Short exercise:
Repeat the entire listing exactly.

Data supplied:
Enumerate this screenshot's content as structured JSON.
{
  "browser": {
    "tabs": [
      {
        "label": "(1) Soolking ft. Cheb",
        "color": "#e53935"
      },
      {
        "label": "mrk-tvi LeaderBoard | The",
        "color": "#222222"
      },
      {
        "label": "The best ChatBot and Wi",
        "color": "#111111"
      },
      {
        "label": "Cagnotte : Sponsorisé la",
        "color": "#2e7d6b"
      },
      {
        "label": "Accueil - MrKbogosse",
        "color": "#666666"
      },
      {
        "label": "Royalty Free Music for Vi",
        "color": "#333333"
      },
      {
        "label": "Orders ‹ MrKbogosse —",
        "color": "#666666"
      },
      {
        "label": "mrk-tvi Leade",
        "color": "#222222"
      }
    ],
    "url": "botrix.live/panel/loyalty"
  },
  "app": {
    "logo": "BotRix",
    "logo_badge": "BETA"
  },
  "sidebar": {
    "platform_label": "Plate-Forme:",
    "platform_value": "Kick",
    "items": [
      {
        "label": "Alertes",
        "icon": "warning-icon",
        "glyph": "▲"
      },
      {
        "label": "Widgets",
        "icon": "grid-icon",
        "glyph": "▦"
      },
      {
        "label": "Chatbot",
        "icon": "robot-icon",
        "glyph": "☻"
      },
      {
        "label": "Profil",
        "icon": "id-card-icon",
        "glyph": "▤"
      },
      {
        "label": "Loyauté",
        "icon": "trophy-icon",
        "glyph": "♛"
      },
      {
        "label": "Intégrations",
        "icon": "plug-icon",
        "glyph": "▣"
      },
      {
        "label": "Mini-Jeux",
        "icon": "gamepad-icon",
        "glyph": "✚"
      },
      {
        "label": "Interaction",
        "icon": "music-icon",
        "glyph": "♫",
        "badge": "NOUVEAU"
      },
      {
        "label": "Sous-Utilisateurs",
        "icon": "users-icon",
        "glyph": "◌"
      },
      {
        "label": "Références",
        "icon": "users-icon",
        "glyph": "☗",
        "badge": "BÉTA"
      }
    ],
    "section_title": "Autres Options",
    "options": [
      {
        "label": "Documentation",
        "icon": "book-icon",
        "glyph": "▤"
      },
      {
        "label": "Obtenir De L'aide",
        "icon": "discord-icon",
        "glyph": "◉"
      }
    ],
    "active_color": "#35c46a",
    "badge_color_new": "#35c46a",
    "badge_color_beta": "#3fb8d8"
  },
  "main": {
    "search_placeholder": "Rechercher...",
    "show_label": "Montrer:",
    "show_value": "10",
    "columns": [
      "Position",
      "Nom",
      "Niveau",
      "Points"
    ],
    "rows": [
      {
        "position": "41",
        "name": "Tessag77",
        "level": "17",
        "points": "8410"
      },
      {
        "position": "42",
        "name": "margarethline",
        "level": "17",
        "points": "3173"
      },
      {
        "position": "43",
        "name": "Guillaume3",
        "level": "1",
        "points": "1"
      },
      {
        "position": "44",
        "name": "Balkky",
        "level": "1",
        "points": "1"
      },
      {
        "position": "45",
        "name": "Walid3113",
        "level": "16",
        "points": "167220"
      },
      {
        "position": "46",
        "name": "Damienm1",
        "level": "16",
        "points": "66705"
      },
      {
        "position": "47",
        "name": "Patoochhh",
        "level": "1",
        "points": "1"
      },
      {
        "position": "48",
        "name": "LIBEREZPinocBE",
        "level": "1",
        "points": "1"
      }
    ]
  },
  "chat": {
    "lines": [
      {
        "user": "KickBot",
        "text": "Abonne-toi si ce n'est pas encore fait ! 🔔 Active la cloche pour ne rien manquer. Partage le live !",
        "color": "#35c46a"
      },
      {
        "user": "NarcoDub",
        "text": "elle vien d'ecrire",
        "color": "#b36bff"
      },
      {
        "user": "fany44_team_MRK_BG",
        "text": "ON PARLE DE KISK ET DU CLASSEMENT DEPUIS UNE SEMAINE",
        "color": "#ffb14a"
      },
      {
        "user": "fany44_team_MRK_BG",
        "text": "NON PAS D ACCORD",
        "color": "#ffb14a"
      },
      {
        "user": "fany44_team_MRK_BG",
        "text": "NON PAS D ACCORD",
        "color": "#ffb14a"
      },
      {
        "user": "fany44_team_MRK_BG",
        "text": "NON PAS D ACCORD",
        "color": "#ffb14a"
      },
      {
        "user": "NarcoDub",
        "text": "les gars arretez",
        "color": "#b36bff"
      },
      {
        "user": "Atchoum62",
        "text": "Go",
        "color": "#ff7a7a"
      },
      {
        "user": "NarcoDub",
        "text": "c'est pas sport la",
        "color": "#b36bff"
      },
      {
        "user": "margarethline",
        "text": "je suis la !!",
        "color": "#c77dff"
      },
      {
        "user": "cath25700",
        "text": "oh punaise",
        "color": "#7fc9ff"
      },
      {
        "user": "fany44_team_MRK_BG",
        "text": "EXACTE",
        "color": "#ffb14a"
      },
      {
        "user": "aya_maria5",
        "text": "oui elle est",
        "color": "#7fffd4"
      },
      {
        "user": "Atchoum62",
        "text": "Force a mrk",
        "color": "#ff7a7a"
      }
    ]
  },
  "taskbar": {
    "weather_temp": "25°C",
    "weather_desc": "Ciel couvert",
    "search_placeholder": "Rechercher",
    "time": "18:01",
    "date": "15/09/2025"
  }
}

Complete response:
Enumerate this screenshot's content as structured JSON.
{
  "browser": {
    "tabs": [
      {
        "label": "(1) Soolking ft. Cheb",
        "color": "#e53935"
      },
      {
        "label": "mrk-tvi LeaderBoard | The",
        "color": "#222222"
      },
      {
        "label": "The best ChatBot and Wi",
        "color": "#111111"
      },
      {
        "label": "Cagnotte : Sponsorisé la",
        "color": "#2e7d6b"
      },
      {
        "label": "Accueil - MrKbogosse",
        "color": "#666666"
      },
      {
        "label": "Royalty Free Music for Vi",
        "color": "#333333"
      },
      {
        "label": "Orders ‹ MrKbogosse —",
        "color": "#666666"
      },
      {
        "label": "mrk-tvi Leade",
        "color": "#222222"
      }
    ],
    "url": "botrix.live/panel/loyalty"
  },
  "app": {
    "logo": "BotRix",
    "logo_badge": "BETA"
  },
  "sidebar": {
    "platform_label": "Plate-Forme:",
    "platform_value": "Kick",
    "items": [
      {
        "label": "Alertes",
        "icon": "warning-icon",
        "glyph": "▲"
      },
      {
        "label": "Widgets",
        "icon": "grid-icon",
        "glyph": "▦"
      },
      {
        "label": "Chatbot",
        "icon": "robot-icon",
        "glyph": "☻"
      },
      {
        "label": "Profil",
        "icon": "id-card-icon",
        "glyph": "▤"
      },
      {
        "label": "Loyauté",
        "icon": "trophy-icon",
        "glyph": "♛"
      },
      {
        "label": "Intégrations",
        "icon": "plug-icon",
        "glyph": "▣"
      },
      {
        "label": "Mini-Jeux",
        "icon": "gamepad-icon",
        "glyph": "✚"
      },
      {
        "label": "Interaction",
        "icon": "music-icon",
        "glyph": "♫",
        "badge": "NOUVEAU"
      },
      {
        "label": "Sous-Utilisateurs",
        "icon": "users-icon",
        "glyph": "◌"
      },
      {
        "label": "Références",
        "icon": "users-icon",
        "glyph": "☗",
        "badge": "BÉTA"
      }
    ],
    "section_title": "Autres Options",
    "options": [
      {
        "label": "Documentation",
        "icon": "book-icon",
        "glyph": "▤"
      },
      {
        "label": "Obtenir De L'aide",
        "icon": "discord-icon",
        "glyph": "◉"
      }
    ],
    "active_color": "#35c46a",
    "badge_color_new": "#35c46a",
    "badge_color_beta": "#3fb8d8"
  },
  "main": {
    "search_placeholder": "Rechercher...",
    "show_label": "Montrer:",
    "show_value": "10",
    "columns": [
      "Position",
      "Nom",
      "Niveau",
      "Points"
    ],
    "rows": [
      {
        "position": "41",
        "name": "Tessag77",
        "level": "17",
        "points": "8410"
      },
      {
        "position": "42",
        "name": "margarethline",
        "level": "17",
        "points": "3173"
      },
      {
        "position": "43",
        "name": "Guillaume3",
        "level": "1",
        "points": "1"
      },
      {
        "position": "44",
        "name": "Balkky",
        "level": "1",
        "points": "1"
      },
      {
        "position": "45",
        "name": "Walid3113",
        "level": "16",
        "points": "167220"
      },
      {
        "position": "46",
        "name": "Damienm1",
        "level": "16",
        "points": "66705"
      },
      {
        "position": "47",
        "name": "Patoochhh",
        "level": "1",
        "points": "1"
      },
      {
        "position": "48",
        "name": "LIBEREZPinocBE",
        "level": "1",
        "points": "1"
      }
    ]
  },
  "chat": {
    "lines": [
      {
        "user": "KickBot",
        "text": "Abonne-toi si ce n'est pas encore fait ! 🔔 Active la cloche pour ne rien manquer. Partage le live !",
        "color": "#35c46a"
      },
      {
        "user": "NarcoDub",
        "text": "elle vien d'ecrire",
        "color": "#b36bff"
      },
      {
        "user": "fany44_team_MRK_BG",
        "text": "ON PARLE DE KISK ET DU CLASSEMENT DEPUIS UNE SEMAINE",
        "color": "#ffb14a"
      },
      {
        "user": "fany44_team_MRK_BG",
        "text": "NON PAS D ACCORD",
        "color": "#ffb14a"
      },
      {
        "user": "fany44_team_MRK_BG",
        "text": "NON PAS D ACCORD",
        "color": "#ffb14a"
      },
      {
        "user": "fany44_team_MRK_BG",
        "text": "NON PAS D ACCORD",
        "color": "#ffb14a"
      },
      {
        "user": "NarcoDub",
        "text": "les gars arretez",
        "color": "#b36bff"
      },
      {
        "user": "Atchoum62",
        "text": "Go",
        "color": "#ff7a7a"
      },
      {
        "user": "NarcoDub",
        "text": "c'est pas sport la",
        "color": "#b36bff"
      },
      {
        "user": "margarethline",
        "text": "je suis la !!",
        "color": "#c77dff"
      },
      {
        "user": "cath25700",
        "text": "oh punaise",
        "color": "#7fc9ff"
      },
      {
        "user": "fany44_team_MRK_BG",
        "text": "EXACTE",
        "color": "#ffb14a"
      },
      {
        "user": "aya_maria5",
        "text": "oui elle est",
        "color": "#7fffd4"
      },
      {
        "user": "Atchoum62",
        "text": "Force a mrk",
        "color": "#ff7a7a"
      }
    ]
  },
  "taskbar": {
    "weather_temp": "25°C",
    "weather_desc": "Ciel couvert",
    "search_placeholder": "Rechercher",
    "time": "18:01",
    "date": "15/09/2025"
  }
}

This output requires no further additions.